Boyle: les avocats veulent l’abandon du chef d’avoir induit en erreur la police

OTTAWA — Les avocats de l’ancien otage en Afghanistan Joshua Boyle veulent qu’un juge rejette une accusation d’avoir induit en erreur la police — l’un des nombreux chefs d’accusation auxquels il fait face devant un tribunal de l’Ontario.

Joshua Boyle, âgé de 36 ans, a plaidé non coupable aux infractions qui lui sont reprochées à l’encontre de son ex-conjointe, Caitlan Coleman, notamment voie de fait, agression sexuelle et séquestration, ainsi que d’avoir induit en erreur la police d’Ottawa dans les heures qui ont précédé son arrestation.

Les infractions auraient été commises à la fin de 2017, alors qu’ils venaient de revenir au Canada après avoir été détenus pendant cinq ans par des extrémistes liés aux talibans qui les auraient enlevés lors d’un voyage de randonnée en Asie.

Au tribunal mardi, les avocats de Joshua Boyle ont affirmé que les preuves étaient insuffisantes pour soutenir l’accusation selon laquelle il avait induit la police en erreur et détourné les soupçons à son endroit en faisant croire que Caitlan Coleman était suicidaire et manquait à l’appel.

La Couronne a accepté de modifier une accusation d’agression sexuelle armée — avec des cordes — en un chef d’agression sexuelle.

Matériel fourni:
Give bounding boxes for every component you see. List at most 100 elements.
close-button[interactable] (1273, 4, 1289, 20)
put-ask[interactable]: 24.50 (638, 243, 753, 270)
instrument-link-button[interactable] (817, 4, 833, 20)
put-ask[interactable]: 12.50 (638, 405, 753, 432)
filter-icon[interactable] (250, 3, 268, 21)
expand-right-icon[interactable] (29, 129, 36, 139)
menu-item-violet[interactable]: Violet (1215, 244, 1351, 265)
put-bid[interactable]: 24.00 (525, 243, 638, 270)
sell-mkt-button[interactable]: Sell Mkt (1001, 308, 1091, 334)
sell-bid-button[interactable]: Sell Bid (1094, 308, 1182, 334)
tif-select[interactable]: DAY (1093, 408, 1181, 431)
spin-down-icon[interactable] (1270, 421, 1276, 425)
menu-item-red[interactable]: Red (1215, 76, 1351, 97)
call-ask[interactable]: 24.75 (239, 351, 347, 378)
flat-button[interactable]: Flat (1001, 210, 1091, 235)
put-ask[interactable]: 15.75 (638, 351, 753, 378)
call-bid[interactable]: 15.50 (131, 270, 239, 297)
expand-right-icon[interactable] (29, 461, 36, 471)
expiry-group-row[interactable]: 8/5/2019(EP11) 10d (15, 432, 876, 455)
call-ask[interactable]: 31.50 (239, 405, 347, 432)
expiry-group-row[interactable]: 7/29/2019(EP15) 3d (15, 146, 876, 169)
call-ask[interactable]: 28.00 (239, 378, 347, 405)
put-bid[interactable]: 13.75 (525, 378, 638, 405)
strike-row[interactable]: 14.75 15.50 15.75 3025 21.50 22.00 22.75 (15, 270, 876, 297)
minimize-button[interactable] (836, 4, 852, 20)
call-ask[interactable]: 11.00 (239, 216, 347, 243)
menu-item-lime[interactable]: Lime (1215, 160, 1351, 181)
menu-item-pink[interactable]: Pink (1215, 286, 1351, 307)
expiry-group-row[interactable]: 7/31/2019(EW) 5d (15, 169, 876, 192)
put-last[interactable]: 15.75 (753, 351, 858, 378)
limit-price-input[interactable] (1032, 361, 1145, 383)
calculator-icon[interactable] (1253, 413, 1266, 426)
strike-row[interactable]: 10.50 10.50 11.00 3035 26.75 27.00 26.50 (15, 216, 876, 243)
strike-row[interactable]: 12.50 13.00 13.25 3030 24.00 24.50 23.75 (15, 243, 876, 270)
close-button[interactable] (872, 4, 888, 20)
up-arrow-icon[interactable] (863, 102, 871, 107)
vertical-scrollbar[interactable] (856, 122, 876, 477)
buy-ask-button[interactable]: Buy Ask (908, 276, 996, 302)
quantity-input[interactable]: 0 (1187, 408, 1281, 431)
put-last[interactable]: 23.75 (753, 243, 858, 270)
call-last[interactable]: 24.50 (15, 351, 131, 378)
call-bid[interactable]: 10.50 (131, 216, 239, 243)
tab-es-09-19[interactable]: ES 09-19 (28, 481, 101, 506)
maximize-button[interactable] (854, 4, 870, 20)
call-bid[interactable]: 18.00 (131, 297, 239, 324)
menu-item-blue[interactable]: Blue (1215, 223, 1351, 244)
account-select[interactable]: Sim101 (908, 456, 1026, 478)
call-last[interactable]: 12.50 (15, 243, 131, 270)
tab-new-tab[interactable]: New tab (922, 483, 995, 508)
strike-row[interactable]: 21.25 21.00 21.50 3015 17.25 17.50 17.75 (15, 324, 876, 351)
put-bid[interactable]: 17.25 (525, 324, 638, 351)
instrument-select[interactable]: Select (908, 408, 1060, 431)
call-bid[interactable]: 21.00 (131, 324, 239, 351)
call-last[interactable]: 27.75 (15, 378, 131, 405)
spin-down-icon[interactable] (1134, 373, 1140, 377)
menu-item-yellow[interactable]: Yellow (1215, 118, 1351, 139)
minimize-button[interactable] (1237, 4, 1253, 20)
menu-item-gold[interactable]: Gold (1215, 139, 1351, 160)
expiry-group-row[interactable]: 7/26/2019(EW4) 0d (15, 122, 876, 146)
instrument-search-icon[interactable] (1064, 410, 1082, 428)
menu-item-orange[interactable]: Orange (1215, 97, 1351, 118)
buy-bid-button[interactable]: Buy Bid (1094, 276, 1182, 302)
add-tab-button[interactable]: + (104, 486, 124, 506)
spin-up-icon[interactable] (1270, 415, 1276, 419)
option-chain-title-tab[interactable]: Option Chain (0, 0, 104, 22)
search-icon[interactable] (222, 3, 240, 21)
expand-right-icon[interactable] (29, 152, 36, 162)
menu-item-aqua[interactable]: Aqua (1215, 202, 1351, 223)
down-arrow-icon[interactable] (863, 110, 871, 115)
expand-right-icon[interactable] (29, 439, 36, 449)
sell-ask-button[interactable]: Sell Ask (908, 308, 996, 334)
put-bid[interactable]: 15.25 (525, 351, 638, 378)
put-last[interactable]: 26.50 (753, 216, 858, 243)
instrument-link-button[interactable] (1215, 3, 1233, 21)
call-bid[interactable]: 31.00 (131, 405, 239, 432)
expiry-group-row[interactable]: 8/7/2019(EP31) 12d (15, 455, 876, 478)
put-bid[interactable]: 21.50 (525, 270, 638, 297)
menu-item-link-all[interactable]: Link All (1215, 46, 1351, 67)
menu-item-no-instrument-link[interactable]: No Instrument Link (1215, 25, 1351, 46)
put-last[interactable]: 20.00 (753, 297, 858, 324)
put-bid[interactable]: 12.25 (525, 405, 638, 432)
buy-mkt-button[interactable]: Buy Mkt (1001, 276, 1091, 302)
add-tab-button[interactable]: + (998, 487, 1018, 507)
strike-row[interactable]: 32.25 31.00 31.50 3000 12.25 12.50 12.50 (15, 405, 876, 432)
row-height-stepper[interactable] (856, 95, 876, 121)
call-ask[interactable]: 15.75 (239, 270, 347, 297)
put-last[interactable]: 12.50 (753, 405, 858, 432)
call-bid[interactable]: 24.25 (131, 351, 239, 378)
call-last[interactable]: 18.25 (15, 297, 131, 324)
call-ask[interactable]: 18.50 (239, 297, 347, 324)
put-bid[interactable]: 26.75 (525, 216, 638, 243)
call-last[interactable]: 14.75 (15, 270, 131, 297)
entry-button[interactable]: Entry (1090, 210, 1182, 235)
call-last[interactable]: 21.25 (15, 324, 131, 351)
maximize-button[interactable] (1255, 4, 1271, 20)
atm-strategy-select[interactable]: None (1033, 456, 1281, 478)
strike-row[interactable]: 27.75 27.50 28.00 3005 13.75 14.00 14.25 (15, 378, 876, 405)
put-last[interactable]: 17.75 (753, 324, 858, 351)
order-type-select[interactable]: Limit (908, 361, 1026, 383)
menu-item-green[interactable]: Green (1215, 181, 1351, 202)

Travail demandé:
**A.** Extrayez de l’article sur Joshua Boyle le passage compris entre « Boyle: les avocats » et « précédé son arrestation. », ces deux segments inclus.
**B.** Résumez en deux phrases l’article sur Joshua Boyle.
Les enregistrements forment un matériel distinct du texte.

Résultats attendus:
**A.**
Boyle: les avocats veulent l’abandon du chef d’avoir induit en erreur la police

OTTAWA — Les avocats de l’ancien otage en Afghanistan Joshua Boyle veulent qu’un juge rejette une accusation d’avoir induit en erreur la police — l’un des nombreux chefs d’accusation auxquels il fait face devant un tribunal de l’Ontario.

Joshua Boyle, âgé de 36 ans, a plaidé non coupable aux infractions qui lui sont reprochées à l’encontre de son ex-conjointe, Caitlan Coleman, notamment voie de fait, agression sexuelle et séquestration, ainsi que d’avoir induit en erreur la police d’Ottawa dans les heures qui ont précédé son arrestation.

**B.** Les avocats de Joshua Boyle, ancien otage en Afghanistan, demandent à un juge de rejeter l’accusation d’avoir induit la police en erreur, car ils jugent les preuves insuffisantes. Il a plaidé non coupable à plusieurs infractions envers son ex-conjointe, Caitlan Coleman, dont voie de fait, agression sexuelle et séquestration, qui auraient été commises à la fin de 2017, peu après leur retour au Canada.